◆ **OBJECTIVE**
"image" appears in how many lines of the entries? State only the number.

◆ **SUPPLIED DATA**
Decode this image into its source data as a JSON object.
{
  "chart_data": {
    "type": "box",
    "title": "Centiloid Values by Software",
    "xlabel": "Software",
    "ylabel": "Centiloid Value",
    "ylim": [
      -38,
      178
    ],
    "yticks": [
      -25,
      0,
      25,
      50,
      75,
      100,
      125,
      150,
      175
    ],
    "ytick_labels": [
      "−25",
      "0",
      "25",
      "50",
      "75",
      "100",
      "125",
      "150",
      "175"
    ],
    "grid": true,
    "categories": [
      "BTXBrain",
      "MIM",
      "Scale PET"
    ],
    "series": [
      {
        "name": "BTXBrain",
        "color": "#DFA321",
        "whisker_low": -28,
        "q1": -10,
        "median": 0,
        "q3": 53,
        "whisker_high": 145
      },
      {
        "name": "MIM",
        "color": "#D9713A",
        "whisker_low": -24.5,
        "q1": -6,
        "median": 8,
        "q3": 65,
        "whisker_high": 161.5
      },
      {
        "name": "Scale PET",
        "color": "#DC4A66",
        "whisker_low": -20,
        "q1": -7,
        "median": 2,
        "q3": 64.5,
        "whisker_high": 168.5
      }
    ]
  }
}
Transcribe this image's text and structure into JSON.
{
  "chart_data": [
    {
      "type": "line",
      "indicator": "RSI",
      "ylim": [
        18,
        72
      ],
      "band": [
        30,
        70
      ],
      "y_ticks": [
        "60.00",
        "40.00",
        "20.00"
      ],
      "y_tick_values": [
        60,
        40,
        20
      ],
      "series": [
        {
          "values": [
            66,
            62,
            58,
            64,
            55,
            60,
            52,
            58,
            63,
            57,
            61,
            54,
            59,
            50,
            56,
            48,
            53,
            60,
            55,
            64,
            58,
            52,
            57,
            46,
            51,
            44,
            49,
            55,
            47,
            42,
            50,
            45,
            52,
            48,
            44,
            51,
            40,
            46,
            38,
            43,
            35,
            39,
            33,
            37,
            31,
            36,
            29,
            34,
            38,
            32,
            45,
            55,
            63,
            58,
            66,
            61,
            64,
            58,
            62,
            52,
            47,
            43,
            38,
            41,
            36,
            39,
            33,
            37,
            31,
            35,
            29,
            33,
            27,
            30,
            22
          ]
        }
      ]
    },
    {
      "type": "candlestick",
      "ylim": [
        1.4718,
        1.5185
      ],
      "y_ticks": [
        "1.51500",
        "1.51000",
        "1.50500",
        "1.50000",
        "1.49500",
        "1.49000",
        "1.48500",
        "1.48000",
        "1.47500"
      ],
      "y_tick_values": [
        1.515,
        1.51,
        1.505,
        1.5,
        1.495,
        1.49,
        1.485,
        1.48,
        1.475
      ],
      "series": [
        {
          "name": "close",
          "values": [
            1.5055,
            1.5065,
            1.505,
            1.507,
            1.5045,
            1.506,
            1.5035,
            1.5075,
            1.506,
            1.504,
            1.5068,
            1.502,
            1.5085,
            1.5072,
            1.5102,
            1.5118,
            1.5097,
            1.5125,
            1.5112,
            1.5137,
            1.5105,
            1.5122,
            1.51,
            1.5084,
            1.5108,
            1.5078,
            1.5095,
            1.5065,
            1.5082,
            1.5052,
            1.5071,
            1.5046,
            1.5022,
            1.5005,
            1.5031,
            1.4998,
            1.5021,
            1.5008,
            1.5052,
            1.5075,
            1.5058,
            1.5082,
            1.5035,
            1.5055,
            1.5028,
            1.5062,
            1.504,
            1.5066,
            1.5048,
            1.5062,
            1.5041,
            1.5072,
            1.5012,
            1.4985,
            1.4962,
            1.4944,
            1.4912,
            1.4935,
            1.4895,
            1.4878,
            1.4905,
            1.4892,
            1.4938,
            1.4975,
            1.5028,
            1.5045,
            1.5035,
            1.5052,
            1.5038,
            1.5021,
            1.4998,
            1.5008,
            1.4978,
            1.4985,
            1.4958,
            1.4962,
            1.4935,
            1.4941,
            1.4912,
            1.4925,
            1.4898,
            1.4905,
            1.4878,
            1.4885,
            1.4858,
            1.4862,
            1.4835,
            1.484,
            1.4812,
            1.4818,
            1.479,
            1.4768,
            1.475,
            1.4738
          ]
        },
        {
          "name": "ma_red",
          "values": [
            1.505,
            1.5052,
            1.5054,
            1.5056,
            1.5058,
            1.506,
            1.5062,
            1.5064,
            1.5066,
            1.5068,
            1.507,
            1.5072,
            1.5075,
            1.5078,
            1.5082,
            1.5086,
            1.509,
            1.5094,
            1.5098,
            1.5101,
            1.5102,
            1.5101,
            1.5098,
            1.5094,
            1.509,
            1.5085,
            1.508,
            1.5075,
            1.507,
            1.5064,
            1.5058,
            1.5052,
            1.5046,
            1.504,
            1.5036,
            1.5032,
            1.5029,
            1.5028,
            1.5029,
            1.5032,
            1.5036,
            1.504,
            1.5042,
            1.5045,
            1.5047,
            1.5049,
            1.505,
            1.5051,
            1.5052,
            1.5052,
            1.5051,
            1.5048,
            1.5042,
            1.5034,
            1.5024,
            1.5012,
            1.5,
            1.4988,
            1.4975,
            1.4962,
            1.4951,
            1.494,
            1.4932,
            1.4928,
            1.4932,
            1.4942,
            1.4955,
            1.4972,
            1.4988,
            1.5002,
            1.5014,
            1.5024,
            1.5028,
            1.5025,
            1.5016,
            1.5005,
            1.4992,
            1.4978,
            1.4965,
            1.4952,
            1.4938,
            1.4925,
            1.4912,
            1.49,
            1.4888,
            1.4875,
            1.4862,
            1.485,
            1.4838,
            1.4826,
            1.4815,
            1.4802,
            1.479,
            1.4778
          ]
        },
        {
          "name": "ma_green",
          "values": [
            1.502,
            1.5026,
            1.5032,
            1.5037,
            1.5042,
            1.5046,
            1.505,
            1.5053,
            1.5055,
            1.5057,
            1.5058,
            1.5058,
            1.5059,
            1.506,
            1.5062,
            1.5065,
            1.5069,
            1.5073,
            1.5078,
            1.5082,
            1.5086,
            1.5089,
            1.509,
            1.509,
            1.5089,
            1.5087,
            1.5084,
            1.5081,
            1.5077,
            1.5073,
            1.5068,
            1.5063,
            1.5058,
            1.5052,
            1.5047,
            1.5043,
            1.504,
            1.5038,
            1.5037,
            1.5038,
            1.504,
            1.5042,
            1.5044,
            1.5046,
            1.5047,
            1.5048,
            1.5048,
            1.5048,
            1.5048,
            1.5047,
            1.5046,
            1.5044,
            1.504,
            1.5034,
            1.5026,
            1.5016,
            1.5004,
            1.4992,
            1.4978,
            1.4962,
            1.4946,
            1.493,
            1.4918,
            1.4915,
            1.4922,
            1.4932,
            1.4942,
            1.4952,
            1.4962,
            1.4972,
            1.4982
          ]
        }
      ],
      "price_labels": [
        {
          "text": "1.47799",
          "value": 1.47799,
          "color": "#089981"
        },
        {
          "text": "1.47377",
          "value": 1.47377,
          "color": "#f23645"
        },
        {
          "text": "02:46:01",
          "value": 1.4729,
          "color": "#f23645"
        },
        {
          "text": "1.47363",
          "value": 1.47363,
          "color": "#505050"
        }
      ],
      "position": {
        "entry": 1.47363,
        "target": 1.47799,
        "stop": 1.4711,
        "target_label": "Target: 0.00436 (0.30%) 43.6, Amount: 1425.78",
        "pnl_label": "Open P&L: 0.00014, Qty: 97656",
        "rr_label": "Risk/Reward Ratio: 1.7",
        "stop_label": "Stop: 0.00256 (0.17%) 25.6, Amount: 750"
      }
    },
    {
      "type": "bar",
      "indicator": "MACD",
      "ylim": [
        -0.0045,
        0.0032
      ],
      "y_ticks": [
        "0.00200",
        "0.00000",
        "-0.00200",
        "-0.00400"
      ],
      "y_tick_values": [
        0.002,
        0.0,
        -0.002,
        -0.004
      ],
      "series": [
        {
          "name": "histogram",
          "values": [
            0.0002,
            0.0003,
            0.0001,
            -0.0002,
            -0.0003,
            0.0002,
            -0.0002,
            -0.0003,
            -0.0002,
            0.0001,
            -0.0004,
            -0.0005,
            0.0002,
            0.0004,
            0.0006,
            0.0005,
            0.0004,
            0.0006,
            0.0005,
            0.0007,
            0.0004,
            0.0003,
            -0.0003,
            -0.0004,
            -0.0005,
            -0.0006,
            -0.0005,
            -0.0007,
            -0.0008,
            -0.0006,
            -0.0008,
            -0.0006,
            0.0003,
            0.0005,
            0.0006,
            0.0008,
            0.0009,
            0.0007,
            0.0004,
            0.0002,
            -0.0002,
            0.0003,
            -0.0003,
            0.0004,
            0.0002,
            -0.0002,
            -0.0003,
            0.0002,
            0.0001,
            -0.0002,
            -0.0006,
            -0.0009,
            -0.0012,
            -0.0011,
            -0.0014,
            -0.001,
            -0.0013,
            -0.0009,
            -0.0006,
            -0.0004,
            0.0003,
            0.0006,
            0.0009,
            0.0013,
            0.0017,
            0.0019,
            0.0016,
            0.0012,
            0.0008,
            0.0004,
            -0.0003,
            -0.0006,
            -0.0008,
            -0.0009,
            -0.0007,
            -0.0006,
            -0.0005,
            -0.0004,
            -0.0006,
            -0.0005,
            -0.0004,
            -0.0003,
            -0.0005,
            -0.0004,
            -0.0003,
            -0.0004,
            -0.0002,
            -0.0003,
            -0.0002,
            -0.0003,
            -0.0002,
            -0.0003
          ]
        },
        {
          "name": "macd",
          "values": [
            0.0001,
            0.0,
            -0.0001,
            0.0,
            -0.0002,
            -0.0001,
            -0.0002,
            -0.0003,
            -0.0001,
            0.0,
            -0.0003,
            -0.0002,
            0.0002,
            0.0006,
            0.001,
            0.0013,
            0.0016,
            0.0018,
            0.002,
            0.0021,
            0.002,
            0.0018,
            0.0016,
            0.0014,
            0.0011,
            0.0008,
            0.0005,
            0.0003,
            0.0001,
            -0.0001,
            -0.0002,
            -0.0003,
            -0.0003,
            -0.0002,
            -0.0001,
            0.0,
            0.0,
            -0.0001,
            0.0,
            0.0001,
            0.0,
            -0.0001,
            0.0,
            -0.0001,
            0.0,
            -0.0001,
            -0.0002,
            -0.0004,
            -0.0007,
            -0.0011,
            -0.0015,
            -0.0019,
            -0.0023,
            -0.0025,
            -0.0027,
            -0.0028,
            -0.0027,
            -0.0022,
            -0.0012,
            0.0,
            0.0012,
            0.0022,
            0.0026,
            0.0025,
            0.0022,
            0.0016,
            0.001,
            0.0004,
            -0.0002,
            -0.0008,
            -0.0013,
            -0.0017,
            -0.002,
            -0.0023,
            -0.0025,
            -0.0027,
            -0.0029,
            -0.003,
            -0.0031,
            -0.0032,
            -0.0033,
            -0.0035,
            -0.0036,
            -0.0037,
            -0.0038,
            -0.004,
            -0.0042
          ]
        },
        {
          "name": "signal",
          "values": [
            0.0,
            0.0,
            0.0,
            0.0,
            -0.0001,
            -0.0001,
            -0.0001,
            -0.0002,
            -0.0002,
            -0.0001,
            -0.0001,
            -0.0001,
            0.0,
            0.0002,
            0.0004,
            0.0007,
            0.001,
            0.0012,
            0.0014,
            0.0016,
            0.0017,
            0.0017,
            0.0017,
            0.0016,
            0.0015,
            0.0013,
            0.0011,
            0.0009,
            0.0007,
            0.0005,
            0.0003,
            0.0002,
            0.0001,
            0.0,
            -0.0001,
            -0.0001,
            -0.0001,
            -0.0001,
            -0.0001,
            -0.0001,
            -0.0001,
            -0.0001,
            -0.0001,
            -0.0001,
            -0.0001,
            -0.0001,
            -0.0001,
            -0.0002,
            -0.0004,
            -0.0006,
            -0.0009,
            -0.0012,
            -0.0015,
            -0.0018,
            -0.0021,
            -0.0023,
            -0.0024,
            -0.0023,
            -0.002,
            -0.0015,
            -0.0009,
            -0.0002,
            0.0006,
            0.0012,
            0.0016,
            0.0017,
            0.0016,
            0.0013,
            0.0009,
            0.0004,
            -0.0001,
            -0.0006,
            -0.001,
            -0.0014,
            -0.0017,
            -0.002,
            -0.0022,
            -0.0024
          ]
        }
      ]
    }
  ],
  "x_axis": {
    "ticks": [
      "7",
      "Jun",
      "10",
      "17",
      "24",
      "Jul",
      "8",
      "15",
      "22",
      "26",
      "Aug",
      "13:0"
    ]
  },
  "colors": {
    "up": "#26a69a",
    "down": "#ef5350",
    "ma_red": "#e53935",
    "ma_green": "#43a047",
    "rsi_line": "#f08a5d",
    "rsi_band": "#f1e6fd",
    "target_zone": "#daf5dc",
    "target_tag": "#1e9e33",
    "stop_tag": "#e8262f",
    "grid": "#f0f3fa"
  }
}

◆ **WRITTEN SOLUTION**
2